Exercise brief: Please look for the string "document" below and report every line in which it occurs.

Records for the task:
----------

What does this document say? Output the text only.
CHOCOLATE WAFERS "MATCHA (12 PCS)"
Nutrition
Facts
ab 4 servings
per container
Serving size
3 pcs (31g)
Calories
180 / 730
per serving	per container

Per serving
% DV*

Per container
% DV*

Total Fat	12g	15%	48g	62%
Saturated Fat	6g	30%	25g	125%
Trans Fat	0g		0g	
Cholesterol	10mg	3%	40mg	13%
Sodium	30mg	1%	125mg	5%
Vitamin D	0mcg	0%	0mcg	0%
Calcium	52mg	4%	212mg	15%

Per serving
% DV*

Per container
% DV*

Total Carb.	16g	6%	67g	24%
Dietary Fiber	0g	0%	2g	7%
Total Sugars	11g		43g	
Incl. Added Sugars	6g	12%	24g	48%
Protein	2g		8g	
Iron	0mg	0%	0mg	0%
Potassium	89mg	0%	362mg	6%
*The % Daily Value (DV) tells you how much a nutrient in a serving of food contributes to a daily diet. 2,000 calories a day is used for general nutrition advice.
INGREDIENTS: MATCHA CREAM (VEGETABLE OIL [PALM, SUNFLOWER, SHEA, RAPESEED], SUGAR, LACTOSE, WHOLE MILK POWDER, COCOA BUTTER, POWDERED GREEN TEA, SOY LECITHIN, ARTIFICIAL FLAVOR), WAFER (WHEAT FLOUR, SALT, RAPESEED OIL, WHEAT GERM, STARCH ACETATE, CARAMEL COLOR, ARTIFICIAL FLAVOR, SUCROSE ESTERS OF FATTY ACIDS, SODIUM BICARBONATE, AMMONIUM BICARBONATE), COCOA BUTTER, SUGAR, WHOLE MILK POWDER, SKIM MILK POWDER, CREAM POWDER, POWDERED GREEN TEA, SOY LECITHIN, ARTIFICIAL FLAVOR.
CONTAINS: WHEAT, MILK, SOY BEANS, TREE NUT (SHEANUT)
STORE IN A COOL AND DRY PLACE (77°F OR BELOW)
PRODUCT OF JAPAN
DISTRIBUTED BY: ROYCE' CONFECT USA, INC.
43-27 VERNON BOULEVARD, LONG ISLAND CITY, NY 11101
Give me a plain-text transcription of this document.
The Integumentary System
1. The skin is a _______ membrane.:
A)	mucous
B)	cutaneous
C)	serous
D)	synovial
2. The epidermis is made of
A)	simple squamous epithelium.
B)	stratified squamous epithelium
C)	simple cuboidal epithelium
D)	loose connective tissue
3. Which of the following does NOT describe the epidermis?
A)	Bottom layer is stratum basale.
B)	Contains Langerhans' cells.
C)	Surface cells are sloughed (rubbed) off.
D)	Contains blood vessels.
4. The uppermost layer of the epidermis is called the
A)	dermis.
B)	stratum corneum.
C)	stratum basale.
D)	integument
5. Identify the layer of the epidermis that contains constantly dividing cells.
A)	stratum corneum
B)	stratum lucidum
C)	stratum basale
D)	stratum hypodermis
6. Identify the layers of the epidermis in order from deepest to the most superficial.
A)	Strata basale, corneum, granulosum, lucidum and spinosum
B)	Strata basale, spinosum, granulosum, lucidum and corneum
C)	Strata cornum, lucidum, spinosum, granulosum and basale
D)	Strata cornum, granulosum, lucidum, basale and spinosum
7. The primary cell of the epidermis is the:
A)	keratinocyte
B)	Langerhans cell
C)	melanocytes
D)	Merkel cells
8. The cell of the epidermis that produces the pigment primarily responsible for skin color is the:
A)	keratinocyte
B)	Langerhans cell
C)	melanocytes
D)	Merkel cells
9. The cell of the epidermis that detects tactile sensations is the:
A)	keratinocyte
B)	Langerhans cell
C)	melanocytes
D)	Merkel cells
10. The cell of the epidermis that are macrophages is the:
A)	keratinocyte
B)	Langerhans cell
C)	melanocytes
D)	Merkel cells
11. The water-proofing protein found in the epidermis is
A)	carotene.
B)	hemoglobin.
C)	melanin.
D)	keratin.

----------

Answer for the task:
What does this document say? Output the text only.
Give me a plain-text transcription of this document.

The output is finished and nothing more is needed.